» **Problem details**
Filter this data down to the lines that hold "changes", and copy them.

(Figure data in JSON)
☆ ☆ ☆ ☆

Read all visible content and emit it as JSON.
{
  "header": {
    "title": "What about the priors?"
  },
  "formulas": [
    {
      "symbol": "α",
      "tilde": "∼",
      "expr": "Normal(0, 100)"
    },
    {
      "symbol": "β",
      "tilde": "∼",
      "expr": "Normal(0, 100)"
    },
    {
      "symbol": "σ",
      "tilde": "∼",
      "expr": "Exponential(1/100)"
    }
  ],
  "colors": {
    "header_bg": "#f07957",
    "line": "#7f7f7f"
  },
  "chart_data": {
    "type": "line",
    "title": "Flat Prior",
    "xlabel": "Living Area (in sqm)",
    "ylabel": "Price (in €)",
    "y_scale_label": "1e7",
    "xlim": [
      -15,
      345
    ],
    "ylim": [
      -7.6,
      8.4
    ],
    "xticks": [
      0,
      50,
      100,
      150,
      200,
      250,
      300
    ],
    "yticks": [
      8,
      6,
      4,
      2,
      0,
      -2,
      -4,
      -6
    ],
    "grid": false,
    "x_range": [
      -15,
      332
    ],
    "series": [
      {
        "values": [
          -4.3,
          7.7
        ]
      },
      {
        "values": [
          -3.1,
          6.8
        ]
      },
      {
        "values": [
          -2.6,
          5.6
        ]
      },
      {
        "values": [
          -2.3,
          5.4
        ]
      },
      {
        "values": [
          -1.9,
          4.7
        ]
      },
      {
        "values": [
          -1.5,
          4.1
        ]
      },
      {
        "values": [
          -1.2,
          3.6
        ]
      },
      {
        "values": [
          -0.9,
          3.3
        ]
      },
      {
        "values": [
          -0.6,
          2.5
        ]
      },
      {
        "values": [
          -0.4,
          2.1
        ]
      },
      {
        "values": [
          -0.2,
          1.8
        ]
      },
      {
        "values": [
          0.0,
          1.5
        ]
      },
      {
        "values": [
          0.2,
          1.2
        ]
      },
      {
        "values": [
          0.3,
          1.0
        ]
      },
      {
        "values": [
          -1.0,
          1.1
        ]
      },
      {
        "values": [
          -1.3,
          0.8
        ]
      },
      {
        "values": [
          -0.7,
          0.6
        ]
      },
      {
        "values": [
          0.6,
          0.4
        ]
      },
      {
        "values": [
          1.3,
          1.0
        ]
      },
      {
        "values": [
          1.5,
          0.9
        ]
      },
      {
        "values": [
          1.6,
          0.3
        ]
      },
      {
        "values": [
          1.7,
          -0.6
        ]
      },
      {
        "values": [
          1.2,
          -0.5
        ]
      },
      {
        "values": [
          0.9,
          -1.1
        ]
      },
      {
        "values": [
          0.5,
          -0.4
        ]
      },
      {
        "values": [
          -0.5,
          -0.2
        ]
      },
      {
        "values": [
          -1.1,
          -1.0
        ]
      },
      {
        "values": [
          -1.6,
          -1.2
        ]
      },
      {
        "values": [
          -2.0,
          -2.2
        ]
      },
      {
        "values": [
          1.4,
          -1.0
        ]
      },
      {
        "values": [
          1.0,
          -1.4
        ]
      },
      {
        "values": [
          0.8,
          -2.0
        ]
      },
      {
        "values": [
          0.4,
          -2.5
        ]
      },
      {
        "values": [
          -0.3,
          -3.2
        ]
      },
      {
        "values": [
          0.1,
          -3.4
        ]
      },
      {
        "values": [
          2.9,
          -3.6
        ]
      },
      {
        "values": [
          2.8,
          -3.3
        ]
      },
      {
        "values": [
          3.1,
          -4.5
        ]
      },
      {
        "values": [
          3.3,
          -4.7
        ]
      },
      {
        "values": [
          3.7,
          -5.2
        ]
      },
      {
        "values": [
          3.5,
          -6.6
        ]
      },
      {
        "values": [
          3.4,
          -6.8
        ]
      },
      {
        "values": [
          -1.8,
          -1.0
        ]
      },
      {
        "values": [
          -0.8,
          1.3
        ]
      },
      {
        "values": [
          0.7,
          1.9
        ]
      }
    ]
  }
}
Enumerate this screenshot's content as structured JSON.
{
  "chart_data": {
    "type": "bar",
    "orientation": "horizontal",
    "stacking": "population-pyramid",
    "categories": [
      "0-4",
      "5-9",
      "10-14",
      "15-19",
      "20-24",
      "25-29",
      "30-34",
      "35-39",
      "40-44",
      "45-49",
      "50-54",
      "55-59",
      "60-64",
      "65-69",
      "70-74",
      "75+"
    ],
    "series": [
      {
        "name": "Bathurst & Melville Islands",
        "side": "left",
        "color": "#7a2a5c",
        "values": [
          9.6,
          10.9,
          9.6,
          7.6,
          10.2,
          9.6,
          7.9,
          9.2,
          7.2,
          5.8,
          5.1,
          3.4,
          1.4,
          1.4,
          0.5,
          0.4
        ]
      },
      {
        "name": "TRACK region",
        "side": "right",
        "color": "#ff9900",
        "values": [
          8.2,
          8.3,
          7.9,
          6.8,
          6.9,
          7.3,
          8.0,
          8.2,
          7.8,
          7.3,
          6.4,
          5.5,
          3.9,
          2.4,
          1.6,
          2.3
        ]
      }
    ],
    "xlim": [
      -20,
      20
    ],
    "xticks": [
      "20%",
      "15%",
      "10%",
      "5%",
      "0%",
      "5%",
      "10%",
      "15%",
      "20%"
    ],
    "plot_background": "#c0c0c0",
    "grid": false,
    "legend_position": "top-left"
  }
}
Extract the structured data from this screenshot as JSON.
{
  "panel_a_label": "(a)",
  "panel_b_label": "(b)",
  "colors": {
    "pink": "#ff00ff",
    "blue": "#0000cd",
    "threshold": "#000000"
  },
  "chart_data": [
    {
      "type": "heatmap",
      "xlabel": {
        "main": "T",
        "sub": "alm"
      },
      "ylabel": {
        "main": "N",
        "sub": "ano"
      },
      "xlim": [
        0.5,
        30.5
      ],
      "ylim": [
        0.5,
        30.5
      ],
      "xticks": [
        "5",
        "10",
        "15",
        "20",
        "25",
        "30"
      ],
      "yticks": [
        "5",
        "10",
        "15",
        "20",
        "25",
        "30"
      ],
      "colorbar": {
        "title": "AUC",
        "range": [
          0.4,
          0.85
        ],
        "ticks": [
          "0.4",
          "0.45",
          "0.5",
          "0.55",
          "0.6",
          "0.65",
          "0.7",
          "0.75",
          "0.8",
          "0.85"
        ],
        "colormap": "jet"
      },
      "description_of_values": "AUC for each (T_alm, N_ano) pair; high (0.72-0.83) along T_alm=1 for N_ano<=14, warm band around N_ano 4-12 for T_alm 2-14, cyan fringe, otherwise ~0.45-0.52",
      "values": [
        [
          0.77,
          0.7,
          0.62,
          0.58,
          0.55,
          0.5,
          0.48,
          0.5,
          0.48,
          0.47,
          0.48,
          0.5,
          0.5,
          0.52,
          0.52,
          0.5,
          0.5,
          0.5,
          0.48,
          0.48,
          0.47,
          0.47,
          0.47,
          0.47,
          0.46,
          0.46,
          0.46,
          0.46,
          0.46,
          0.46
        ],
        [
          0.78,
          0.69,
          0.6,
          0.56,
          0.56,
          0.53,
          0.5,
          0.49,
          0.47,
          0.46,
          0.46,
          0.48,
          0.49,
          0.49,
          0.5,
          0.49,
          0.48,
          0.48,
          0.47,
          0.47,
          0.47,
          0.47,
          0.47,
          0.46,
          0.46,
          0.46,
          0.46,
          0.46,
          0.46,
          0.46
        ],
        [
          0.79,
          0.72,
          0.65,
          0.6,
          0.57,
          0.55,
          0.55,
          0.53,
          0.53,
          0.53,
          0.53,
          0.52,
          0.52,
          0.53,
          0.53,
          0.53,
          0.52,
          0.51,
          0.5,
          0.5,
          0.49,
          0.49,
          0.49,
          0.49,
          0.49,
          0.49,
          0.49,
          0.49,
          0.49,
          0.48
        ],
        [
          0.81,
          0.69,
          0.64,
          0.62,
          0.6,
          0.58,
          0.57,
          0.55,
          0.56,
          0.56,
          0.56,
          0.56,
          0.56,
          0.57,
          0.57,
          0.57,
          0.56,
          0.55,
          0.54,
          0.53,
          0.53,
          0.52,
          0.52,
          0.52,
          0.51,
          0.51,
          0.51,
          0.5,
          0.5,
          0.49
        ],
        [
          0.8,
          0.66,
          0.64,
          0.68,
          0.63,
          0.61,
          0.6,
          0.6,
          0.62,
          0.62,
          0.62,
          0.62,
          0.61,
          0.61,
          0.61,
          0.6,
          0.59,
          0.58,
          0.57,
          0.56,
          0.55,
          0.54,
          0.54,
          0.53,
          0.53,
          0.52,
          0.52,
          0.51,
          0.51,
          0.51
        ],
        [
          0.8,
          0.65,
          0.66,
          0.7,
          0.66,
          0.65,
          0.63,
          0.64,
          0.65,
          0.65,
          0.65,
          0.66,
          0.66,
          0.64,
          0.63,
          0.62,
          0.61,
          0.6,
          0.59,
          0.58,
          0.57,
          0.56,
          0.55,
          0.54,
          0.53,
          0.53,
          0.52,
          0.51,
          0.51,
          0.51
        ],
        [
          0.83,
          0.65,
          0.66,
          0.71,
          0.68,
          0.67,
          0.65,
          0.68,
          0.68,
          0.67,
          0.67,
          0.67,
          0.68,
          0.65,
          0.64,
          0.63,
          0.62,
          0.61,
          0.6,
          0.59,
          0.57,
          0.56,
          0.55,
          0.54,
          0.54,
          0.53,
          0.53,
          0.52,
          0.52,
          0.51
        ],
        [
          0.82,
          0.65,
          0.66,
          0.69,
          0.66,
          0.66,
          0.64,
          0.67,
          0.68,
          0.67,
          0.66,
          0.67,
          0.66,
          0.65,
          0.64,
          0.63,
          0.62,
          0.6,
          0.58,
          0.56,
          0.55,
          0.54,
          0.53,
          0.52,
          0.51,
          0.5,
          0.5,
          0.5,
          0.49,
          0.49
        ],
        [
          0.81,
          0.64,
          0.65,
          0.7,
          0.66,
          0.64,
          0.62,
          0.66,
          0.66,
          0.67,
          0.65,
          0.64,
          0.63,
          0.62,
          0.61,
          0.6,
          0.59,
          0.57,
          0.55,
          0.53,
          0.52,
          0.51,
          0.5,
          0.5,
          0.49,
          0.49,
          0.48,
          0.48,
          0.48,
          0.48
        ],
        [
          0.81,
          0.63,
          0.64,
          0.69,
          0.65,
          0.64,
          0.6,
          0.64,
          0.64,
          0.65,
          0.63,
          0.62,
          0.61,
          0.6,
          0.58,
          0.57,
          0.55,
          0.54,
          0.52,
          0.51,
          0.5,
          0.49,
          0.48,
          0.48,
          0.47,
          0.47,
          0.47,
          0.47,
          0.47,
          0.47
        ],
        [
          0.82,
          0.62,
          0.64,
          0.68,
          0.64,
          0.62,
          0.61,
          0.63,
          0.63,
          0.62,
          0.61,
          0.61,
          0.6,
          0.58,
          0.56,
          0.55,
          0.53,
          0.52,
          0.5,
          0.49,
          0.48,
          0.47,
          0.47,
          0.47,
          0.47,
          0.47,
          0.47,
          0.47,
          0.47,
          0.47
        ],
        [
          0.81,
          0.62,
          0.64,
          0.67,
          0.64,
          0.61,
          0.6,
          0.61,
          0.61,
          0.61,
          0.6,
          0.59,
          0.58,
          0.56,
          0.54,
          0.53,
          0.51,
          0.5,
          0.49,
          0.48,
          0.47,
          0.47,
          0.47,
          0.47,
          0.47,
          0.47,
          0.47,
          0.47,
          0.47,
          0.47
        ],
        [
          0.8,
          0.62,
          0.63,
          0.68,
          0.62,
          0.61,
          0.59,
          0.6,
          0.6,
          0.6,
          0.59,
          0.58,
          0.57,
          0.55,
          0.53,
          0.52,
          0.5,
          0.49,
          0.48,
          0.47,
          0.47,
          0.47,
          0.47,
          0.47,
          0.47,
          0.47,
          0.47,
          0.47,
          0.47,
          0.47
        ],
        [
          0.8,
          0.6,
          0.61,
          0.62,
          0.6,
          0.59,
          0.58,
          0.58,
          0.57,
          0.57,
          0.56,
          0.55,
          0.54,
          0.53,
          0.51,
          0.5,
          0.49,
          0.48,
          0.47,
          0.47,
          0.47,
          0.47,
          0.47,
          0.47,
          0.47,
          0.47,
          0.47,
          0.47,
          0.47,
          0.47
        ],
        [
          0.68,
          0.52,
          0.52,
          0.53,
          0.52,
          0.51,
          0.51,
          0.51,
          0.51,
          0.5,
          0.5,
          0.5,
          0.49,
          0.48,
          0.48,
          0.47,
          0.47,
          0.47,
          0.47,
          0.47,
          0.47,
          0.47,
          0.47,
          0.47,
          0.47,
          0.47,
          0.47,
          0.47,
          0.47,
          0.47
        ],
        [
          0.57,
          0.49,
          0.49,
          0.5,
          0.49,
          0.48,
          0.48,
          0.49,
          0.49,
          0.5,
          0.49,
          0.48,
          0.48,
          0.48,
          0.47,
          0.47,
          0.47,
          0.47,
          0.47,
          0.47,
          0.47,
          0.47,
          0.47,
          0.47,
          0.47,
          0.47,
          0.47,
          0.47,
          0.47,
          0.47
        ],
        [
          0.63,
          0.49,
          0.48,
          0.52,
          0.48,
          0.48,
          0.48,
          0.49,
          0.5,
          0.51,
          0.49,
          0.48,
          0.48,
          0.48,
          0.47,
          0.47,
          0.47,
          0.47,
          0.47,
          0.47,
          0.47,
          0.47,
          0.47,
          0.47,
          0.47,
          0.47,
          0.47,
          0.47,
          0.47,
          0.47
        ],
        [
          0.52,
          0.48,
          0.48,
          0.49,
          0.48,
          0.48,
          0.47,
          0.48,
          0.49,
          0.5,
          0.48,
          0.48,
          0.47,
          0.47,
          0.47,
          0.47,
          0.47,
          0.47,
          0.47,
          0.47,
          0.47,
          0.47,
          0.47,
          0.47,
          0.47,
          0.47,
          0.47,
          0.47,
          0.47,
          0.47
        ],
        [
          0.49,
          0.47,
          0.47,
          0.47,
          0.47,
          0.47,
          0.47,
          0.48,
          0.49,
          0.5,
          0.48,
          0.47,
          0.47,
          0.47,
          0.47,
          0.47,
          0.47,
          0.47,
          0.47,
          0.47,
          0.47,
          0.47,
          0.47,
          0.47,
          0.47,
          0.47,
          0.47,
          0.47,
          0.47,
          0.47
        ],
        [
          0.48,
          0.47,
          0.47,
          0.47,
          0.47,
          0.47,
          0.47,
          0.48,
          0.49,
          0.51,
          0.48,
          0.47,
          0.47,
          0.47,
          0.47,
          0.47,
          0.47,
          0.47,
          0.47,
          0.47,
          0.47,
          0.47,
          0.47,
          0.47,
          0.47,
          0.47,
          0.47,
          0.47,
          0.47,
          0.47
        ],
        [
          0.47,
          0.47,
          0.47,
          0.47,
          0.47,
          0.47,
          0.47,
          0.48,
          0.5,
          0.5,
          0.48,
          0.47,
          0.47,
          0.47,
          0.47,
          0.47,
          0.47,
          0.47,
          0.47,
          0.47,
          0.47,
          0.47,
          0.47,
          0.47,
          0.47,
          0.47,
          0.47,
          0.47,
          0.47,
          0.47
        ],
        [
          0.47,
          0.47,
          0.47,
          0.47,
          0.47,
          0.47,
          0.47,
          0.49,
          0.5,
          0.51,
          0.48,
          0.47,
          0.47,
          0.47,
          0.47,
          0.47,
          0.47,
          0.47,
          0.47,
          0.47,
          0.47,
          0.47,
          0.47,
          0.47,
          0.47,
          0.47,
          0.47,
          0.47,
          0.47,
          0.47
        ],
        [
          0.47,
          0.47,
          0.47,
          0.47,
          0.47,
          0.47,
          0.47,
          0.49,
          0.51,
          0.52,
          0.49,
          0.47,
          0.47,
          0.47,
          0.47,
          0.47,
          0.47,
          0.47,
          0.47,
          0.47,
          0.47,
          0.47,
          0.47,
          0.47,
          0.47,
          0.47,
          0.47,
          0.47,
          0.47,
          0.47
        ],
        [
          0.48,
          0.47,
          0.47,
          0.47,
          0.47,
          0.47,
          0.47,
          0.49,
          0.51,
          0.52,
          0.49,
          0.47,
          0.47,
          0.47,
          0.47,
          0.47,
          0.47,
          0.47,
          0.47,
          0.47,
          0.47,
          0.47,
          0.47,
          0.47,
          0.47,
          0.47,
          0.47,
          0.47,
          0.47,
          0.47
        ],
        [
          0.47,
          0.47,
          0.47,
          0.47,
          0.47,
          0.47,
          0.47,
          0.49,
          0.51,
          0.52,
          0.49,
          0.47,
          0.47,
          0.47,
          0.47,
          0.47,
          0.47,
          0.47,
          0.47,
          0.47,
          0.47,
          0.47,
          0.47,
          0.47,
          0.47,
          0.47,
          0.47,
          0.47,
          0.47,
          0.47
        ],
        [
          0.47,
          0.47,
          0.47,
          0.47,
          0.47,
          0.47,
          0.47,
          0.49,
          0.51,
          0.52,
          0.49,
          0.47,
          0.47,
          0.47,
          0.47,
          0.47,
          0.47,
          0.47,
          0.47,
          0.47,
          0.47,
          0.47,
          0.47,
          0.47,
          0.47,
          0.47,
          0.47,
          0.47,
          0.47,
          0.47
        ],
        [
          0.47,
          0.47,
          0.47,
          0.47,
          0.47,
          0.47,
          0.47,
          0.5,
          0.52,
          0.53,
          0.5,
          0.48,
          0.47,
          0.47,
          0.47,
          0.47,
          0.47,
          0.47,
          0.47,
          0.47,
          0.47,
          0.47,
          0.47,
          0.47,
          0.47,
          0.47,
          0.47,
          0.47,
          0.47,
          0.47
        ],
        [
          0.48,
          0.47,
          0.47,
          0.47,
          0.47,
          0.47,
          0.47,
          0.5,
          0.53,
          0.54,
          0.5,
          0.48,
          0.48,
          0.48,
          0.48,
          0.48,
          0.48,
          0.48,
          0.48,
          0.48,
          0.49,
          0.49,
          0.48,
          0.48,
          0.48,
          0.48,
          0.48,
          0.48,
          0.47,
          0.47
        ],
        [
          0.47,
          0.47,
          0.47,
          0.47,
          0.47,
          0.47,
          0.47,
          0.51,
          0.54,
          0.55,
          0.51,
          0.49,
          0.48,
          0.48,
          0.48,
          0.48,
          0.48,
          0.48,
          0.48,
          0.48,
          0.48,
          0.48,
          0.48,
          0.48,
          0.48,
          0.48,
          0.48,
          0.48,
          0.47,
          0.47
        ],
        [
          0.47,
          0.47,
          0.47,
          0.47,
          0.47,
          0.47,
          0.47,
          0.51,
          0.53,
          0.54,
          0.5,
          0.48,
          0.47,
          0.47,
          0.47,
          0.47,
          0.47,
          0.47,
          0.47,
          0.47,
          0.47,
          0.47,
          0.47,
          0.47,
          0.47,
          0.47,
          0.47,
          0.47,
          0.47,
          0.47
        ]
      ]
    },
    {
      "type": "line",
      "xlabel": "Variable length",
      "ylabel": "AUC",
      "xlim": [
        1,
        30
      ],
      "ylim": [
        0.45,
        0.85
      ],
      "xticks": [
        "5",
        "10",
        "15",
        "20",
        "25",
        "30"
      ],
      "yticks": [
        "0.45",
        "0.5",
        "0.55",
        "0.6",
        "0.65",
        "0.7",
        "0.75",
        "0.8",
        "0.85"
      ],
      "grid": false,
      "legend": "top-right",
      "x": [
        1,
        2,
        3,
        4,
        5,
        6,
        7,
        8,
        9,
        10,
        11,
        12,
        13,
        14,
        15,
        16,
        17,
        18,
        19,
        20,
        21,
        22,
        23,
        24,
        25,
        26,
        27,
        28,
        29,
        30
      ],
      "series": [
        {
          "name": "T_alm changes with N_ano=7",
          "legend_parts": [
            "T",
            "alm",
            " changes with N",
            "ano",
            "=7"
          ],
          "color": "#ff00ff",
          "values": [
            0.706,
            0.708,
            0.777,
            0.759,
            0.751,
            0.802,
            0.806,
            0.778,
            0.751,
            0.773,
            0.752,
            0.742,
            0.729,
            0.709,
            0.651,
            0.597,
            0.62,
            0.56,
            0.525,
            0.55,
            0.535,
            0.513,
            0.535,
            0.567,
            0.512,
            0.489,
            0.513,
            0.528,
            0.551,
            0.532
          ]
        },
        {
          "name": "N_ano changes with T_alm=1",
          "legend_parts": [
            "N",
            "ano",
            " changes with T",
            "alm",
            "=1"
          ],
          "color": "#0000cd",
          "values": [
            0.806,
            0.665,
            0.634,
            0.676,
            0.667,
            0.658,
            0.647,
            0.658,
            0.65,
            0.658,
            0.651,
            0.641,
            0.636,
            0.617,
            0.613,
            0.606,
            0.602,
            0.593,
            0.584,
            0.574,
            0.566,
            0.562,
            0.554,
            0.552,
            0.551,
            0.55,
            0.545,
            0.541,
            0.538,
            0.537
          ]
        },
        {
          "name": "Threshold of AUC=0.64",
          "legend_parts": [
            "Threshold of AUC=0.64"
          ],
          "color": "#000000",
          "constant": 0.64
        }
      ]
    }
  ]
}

☆ ☆ ☆ ☆

» **Solved exercise**
          "name": "T_alm changes with N_ano=7",
            " changes with N",
          "name": "N_ano changes with T_alm=1",
            " changes with T",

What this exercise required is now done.